Will you write out all the entries below exactly?

* begin *

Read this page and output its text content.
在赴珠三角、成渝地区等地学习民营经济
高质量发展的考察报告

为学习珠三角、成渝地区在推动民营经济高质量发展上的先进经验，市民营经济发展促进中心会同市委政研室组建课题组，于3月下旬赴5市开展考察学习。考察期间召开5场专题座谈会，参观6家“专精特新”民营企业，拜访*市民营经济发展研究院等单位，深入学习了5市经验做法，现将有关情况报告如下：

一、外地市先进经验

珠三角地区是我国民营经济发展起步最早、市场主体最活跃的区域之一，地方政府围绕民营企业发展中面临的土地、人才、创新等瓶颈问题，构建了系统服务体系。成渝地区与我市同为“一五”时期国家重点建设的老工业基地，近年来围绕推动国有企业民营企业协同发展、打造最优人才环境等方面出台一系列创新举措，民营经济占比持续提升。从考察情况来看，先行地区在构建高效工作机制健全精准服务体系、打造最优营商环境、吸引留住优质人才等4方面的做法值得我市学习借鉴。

* end *

• _THE OUTPUT_
Read this page and output its text content.
在赴珠三角、成渝地区等地学习民营经济
高质量发展的考察报告

为学习珠三角、成渝地区在推动民营经济高质量发展上的先进经验，市民营经济发展促进中心会同市委政研室组建课题组，于3月下旬赴5市开展考察学习。考察期间召开5场专题座谈会，参观6家“专精特新”民营企业，拜访*市民营经济发展研究院等单位，深入学习了5市经验做法，现将有关情况报告如下：

一、外地市先进经验

珠三角地区是我国民营经济发展起步最早、市场主体最活跃的区域之一，地方政府围绕民营企业发展中面临的土地、人才、创新等瓶颈问题，构建了系统服务体系。成渝地区与我市同为“一五”时期国家重点建设的老工业基地，近年来围绕推动国有企业民营企业协同发展、打造最优人才环境等方面出台一系列创新举措，民营经济占比持续提升。从考察情况来看，先行地区在构建高效工作机制健全精准服务体系、打造最优营商环境、吸引留住优质人才等4方面的做法值得我市学习借鉴。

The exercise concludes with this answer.